** start **

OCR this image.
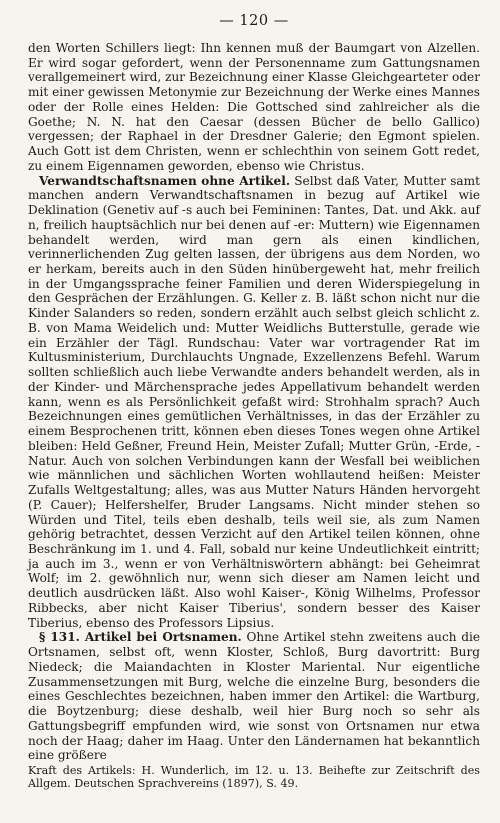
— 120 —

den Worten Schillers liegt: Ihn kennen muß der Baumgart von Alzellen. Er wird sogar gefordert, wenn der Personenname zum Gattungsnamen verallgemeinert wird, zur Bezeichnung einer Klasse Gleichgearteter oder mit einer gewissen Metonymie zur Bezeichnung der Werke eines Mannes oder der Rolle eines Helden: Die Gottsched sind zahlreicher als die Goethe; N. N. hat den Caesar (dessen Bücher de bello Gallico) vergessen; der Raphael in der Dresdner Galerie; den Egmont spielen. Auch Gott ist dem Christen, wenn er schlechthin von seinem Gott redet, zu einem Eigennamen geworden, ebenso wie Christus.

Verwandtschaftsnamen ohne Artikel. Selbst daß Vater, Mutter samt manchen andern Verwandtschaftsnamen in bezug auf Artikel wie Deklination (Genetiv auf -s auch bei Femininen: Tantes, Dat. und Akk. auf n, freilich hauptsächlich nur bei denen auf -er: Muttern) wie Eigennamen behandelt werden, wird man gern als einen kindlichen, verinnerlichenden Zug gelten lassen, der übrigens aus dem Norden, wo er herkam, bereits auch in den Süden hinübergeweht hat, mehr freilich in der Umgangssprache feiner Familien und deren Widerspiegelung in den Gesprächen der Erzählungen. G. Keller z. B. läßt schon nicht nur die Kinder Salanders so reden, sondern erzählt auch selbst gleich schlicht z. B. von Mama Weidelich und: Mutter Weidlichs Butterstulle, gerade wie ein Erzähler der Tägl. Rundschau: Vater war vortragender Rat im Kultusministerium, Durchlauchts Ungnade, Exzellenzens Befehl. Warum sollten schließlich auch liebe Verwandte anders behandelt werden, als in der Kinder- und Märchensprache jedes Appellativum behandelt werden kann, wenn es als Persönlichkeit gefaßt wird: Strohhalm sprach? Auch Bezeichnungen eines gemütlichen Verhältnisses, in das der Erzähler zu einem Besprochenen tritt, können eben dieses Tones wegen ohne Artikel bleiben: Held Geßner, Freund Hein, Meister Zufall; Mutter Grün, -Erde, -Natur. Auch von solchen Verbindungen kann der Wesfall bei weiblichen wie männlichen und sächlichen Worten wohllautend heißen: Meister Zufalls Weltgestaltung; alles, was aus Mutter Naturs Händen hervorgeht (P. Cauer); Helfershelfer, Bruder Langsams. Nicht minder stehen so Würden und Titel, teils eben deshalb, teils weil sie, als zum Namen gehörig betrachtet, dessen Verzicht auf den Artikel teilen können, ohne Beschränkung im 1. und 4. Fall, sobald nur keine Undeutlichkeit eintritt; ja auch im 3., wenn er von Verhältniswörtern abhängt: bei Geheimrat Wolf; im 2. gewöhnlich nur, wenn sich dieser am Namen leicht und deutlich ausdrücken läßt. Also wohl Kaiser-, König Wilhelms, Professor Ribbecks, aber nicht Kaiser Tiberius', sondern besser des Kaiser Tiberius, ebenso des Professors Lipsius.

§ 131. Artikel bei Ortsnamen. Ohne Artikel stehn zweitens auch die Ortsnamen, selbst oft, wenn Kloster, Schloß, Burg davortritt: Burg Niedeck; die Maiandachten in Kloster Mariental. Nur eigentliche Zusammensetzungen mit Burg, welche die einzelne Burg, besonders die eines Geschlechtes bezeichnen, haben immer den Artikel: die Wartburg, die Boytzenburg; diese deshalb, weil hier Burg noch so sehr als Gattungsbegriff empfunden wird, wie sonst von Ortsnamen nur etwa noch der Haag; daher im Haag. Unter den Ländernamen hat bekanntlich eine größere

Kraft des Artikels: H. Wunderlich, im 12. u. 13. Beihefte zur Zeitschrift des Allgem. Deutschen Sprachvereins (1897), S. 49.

** end **
** start **

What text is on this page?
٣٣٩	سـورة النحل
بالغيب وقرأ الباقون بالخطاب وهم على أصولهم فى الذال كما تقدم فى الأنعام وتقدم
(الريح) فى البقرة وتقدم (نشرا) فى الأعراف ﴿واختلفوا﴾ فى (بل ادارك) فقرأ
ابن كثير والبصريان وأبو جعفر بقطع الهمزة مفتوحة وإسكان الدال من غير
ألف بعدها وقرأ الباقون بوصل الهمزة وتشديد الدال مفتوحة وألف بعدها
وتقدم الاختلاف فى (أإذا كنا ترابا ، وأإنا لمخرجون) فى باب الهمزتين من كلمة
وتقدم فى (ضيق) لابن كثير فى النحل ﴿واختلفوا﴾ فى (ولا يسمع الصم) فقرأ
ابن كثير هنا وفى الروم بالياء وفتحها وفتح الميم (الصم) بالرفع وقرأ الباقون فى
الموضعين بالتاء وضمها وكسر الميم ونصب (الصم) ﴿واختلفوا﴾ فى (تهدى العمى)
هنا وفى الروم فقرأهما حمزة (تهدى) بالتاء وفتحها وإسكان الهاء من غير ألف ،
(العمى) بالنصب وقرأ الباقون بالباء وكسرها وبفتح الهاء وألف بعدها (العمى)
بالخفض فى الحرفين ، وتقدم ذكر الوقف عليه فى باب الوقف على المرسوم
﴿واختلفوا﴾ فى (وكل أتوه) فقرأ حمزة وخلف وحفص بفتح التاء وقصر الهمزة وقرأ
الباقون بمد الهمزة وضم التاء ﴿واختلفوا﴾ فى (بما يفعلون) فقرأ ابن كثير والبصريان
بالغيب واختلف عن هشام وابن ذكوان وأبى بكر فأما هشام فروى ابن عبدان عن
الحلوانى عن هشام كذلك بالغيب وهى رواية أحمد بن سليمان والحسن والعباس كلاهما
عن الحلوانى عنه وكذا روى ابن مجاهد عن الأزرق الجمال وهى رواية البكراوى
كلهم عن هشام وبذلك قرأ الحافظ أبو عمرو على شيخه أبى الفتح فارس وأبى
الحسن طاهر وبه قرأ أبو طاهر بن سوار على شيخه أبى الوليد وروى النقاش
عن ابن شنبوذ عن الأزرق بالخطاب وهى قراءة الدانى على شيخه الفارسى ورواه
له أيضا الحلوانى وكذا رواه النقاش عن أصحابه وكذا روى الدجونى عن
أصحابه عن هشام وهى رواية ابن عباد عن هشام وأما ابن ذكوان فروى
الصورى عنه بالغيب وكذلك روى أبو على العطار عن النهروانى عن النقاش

** end **
** start **

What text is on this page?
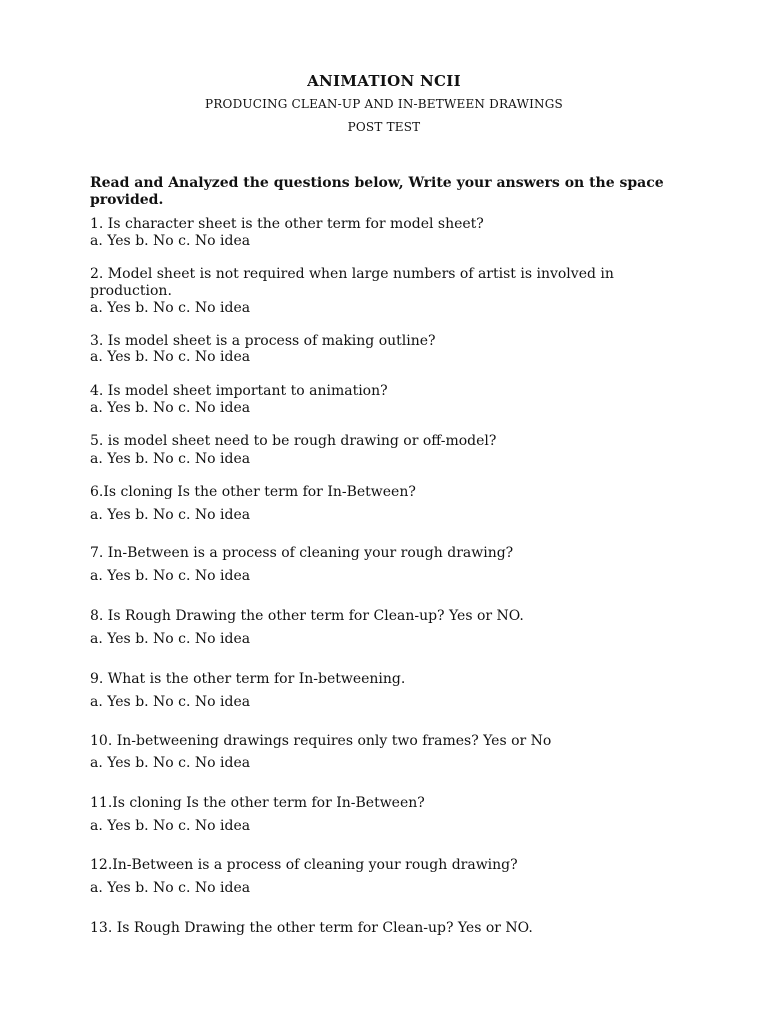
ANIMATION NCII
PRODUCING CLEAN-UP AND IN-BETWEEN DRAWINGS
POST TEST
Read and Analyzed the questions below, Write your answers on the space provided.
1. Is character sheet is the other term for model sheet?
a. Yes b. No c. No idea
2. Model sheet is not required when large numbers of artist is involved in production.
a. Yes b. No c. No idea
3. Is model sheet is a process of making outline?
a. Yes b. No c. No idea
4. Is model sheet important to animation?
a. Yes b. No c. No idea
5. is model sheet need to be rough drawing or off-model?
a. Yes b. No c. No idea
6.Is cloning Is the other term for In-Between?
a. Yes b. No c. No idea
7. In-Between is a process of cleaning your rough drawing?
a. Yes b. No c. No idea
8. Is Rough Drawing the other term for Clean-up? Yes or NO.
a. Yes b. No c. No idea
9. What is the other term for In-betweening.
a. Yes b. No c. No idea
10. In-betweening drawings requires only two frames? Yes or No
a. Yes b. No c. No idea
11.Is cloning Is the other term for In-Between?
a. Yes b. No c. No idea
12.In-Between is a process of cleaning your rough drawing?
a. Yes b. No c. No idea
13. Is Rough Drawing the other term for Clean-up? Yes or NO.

** end **

▶ Exercise: Return all lines containing the word "cleaning".

▶ Output of the task:
7. In-Between is a process of cleaning your rough drawing?
12.In-Between is a process of cleaning your rough drawing?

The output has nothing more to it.